- Task brief: Each entry below is to be printed verbatim.

- Entries shown:
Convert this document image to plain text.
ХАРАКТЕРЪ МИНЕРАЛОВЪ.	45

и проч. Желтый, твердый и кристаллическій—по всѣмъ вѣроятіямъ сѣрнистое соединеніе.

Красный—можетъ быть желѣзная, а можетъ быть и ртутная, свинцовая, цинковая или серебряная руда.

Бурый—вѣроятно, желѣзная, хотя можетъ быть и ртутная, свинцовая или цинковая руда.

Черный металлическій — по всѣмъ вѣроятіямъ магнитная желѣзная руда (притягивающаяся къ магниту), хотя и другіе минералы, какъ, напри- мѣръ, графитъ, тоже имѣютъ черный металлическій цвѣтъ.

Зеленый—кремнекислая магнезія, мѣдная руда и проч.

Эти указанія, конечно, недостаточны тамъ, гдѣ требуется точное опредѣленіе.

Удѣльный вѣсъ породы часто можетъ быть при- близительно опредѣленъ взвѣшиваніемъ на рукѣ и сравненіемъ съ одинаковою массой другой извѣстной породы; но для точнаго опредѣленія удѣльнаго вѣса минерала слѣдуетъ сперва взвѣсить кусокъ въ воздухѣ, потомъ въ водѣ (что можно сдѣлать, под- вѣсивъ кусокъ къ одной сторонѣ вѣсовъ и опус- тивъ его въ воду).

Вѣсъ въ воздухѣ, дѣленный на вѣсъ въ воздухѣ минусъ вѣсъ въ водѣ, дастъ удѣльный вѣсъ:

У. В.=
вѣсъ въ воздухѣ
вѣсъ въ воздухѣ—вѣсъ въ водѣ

- Response to this task:
Convert this document image to plain text.
ХАРАКТЕРЪ МИНЕРАЛОВЪ.	45

и проч. Желтый, твердый и кристаллическій—по всѣмъ вѣроятіямъ сѣрнистое соединеніе.

Красный—можетъ быть желѣзная, а можетъ быть и ртутная, свинцовая, цинковая или серебряная руда.

Бурый—вѣроятно, желѣзная, хотя можетъ быть и ртутная, свинцовая или цинковая руда.

Черный металлическій — по всѣмъ вѣроятіямъ магнитная желѣзная руда (притягивающаяся къ магниту), хотя и другіе минералы, какъ, напри- мѣръ, графитъ, тоже имѣютъ черный металлическій цвѣтъ.

Зеленый—кремнекислая магнезія, мѣдная руда и проч.

Эти указанія, конечно, недостаточны тамъ, гдѣ требуется точное опредѣленіе.

Удѣльный вѣсъ породы часто можетъ быть при- близительно опредѣленъ взвѣшиваніемъ на рукѣ и сравненіемъ съ одинаковою массой другой извѣстной породы; но для точнаго опредѣленія удѣльнаго вѣса минерала слѣдуетъ сперва взвѣсить кусокъ въ воздухѣ, потомъ въ водѣ (что можно сдѣлать, под- вѣсивъ кусокъ къ одной сторонѣ вѣсовъ и опус- тивъ его въ воду).

Вѣсъ въ воздухѣ, дѣленный на вѣсъ въ воздухѣ минусъ вѣсъ въ водѣ, дастъ удѣльный вѣсъ:

У. В.=
вѣсъ въ воздухѣ
вѣсъ въ воздухѣ—вѣсъ въ водѣ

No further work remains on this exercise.